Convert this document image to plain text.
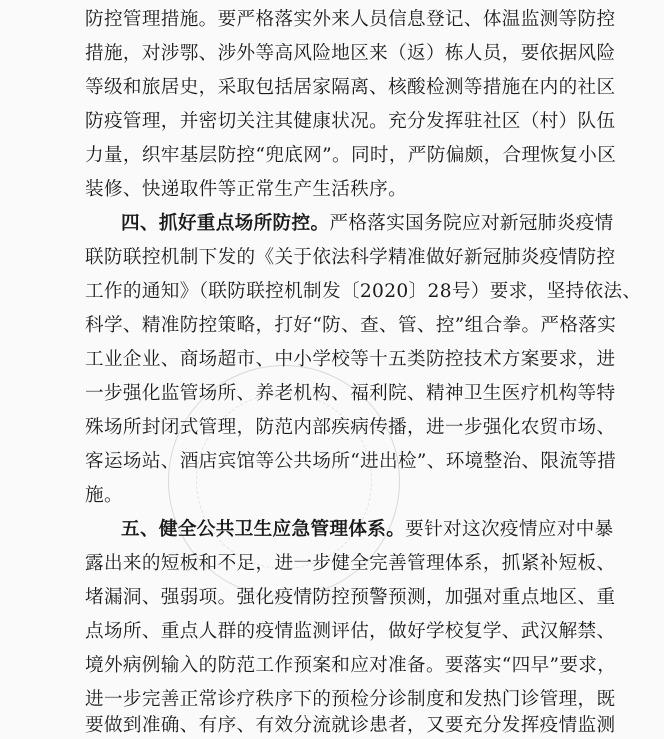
防控管理措施。要严格落实外来人员信息登记、体温监测等防控
措施，对涉鄂、涉外等高风险地区来（返）栋人员，要依据风险
等级和旅居史，采取包括居家隔离、核酸检测等措施在内的社区
防疫管理，并密切关注其健康状况。充分发挥驻社区（村）队伍
力量，织牢基层防控“兜底网”。同时，严防偏颇，合理恢复小区
装修、快递取件等正常生产生活秩序。
四、抓好重点场所防控。严格落实国务院应对新冠肺炎疫情
联防联控机制下发的《关于依法科学精准做好新冠肺炎疫情防控
工作的通知》（联防联控机制发〔2020〕28号）要求，坚持依法、
科学、精准防控策略，打好“防、查、管、控”组合拳。严格落实
工业企业、商场超市、中小学校等十五类防控技术方案要求，进
一步强化监管场所、养老机构、福利院、精神卫生医疗机构等特
殊场所封闭式管理，防范内部疾病传播，进一步强化农贸市场、
客运场站、酒店宾馆等公共场所“进出检”、环境整治、限流等措
施。
五、健全公共卫生应急管理体系。要针对这次疫情应对中暴
露出来的短板和不足，进一步健全完善管理体系，抓紧补短板、
堵漏洞、强弱项。强化疫情防控预警预测，加强对重点地区、重
点场所、重点人群的疫情监测评估，做好学校复学、武汉解禁、
境外病例输入的防范工作预案和应对准备。要落实“四早”要求，
进一步完善正常诊疗秩序下的预检分诊制度和发热门诊管理，既
要做到准确、有序、有效分流就诊患者，又要充分发挥疫情监测
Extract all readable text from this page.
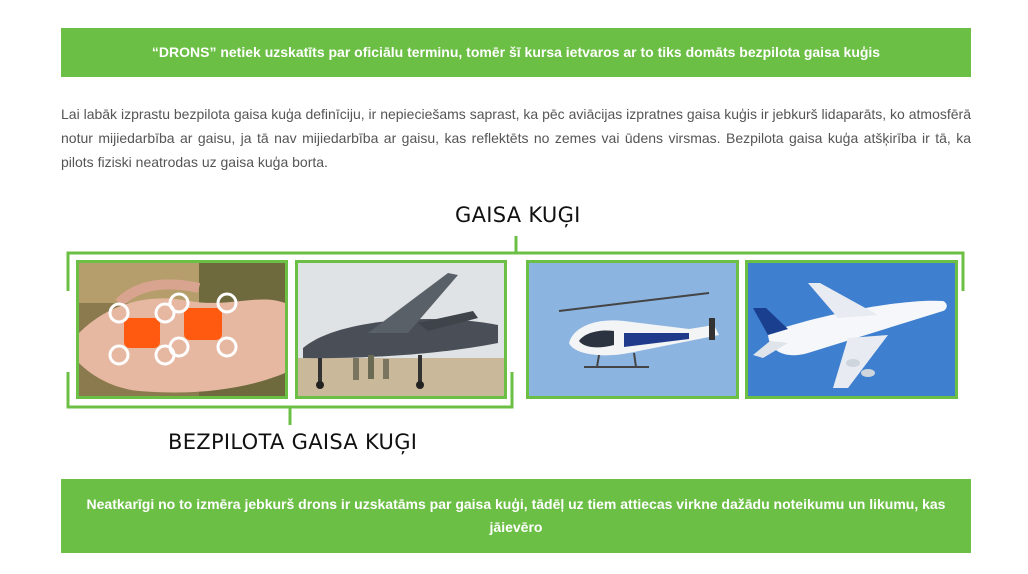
“DRONS” netiek uzskatīts par oficiālu terminu, tomēr šī kursa ietvaros ar to tiks domāts bezpilota gaisa kuģis

Lai labāk izprastu bezpilota gaisa kuģa definīciju, ir nepieciešams saprast, ka pēc aviācijas izpratnes gaisa kuģis ir jebkurš lidaparāts, ko atmosfērā notur mijiedarbība ar gaisu, ja tā nav mijiedarbība ar gaisu, kas reflektēts no zemes vai ūdens virsmas. Bezpilota gaisa kuģa atšķirība ir tā, ka pilots fiziski neatrodas uz gaisa kuģa borta.

GAISA KUĢI
BEZPILOTA GAISA KUĢI
Neatkarīgi no to izmēra jebkurš drons ir uzskatāms par gaisa kuģi, tādēļ uz tiem attiecas virkne dažādu noteikumu un likumu, kas jāievēro
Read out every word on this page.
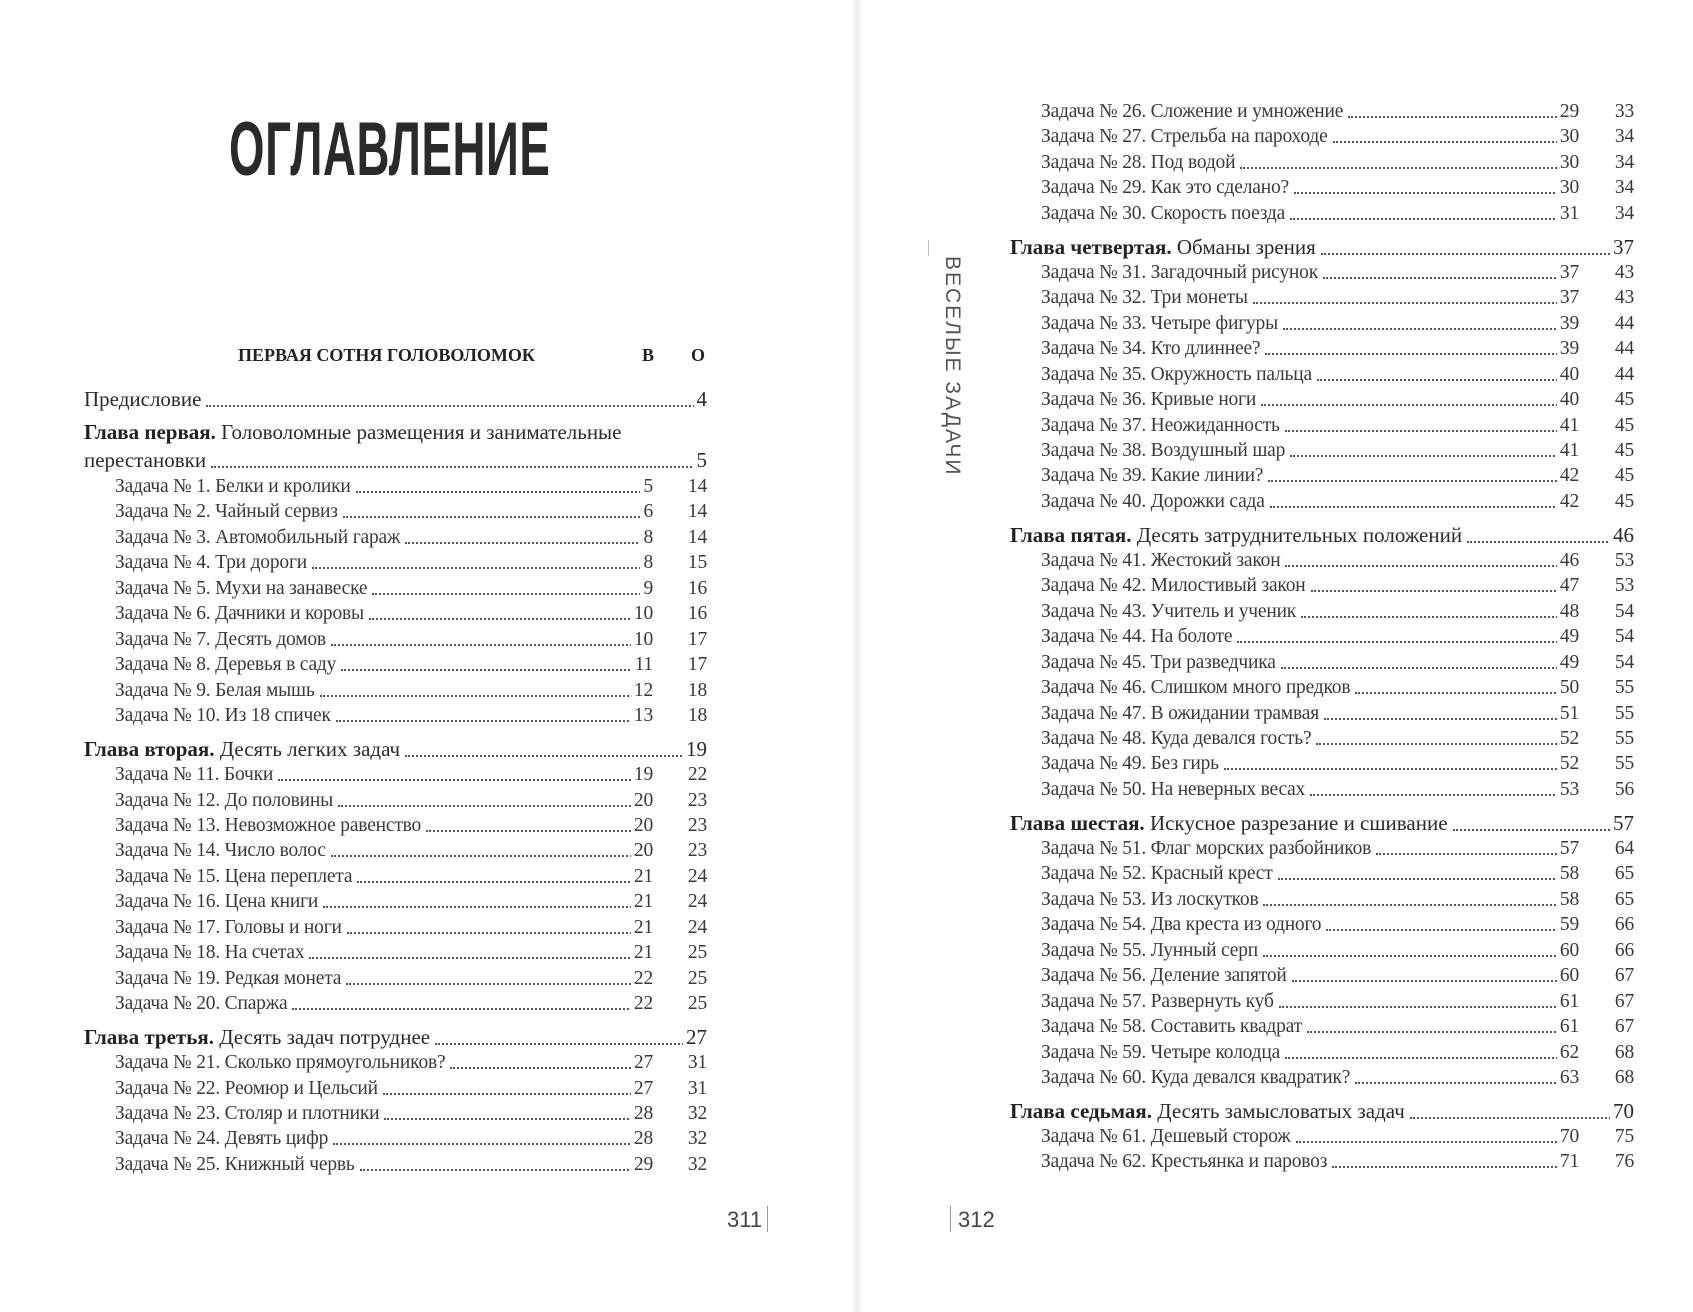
ОГЛАВЛЕНИЕ
ПЕРВАЯ СОТНЯ ГОЛОВОЛОМОК	В О
Предисловие	4
Глава первая. Головоломные размещения и занимательные перестановки	5
Задача № 1. Белки и кролики	5 14
Задача № 2. Чайный сервиз	6 14
Задача № 3. Автомобильный гараж	8 14
Задача № 4. Три дороги	8 15
Задача № 5. Мухи на занавеске	9 16
Задача № 6. Дачники и коровы	10 16
Задача № 7. Десять домов	10 17
Задача № 8. Деревья в саду	11 17
Задача № 9. Белая мышь	12 18
Задача № 10. Из 18 спичек	13 18
Глава вторая. Десять легких задач	19
Задача № 11. Бочки	19 22
Задача № 12. До половины	20 23
Задача № 13. Невозможное равенство	20 23
Задача № 14. Число волос	20 23
Задача № 15. Цена переплета	21 24
Задача № 16. Цена книги	21 24
Задача № 17. Головы и ноги	21 24
Задача № 18. На счетах	21 25
Задача № 19. Редкая монета	22 25
Задача № 20. Спаржа	22 25
Глава третья. Десять задач потруднее	27
Задача № 21. Сколько прямоугольников?	27 31
Задача № 22. Реомюр и Цельсий	27 31
Задача № 23. Столяр и плотники	28 32
Задача № 24. Девять цифр	28 32
Задача № 25. Книжный червь	29 32
311
ВЕСЕЛЫЕ ЗАДАЧИ
Задача № 26. Сложение и умножение	29 33
Задача № 27. Стрельба на пароходе	30 34
Задача № 28. Под водой	30 34
Задача № 29. Как это сделано?	30 34
Задача № 30. Скорость поезда	31 34
Глава четвертая. Обманы зрения	37
Задача № 31. Загадочный рисунок	37 43
Задача № 32. Три монеты	37 43
Задача № 33. Четыре фигуры	39 44
Задача № 34. Кто длиннее?	39 44
Задача № 35. Окружность пальца	40 44
Задача № 36. Кривые ноги	40 45
Задача № 37. Неожиданность	41 45
Задача № 38. Воздушный шар	41 45
Задача № 39. Какие линии?	42 45
Задача № 40. Дорожки сада	42 45
Глава пятая. Десять затруднительных положений	46
Задача № 41. Жестокий закон	46 53
Задача № 42. Милостивый закон	47 53
Задача № 43. Учитель и ученик	48 54
Задача № 44. На болоте	49 54
Задача № 45. Три разведчика	49 54
Задача № 46. Слишком много предков	50 55
Задача № 47. В ожидании трамвая	51 55
Задача № 48. Куда девался гость?	52 55
Задача № 49. Без гирь	52 55
Задача № 50. На неверных весах	53 56
Глава шестая. Искусное разрезание и сшивание	57
Задача № 51. Флаг морских разбойников	57 64
Задача № 52. Красный крест	58 65
Задача № 53. Из лоскутков	58 65
Задача № 54. Два креста из одного	59 66
Задача № 55. Лунный серп	60 66
Задача № 56. Деление запятой	60 67
Задача № 57. Развернуть куб	61 67
Задача № 58. Составить квадрат	61 67
Задача № 59. Четыре колодца	62 68
Задача № 60. Куда девался квадратик?	63 68
Глава седьмая. Десять замысловатых задач	70
Задача № 61. Дешевый сторож	70 75
Задача № 62. Крестьянка и паровоз	71 76
312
☆ ☆ ☆ ☆ ☆ ☆ ☆
# Exercise
Look through the entries above; copy each line where the string "page" appears.

# Correct response
Extract all readable text from this page.
Read out every word on this page.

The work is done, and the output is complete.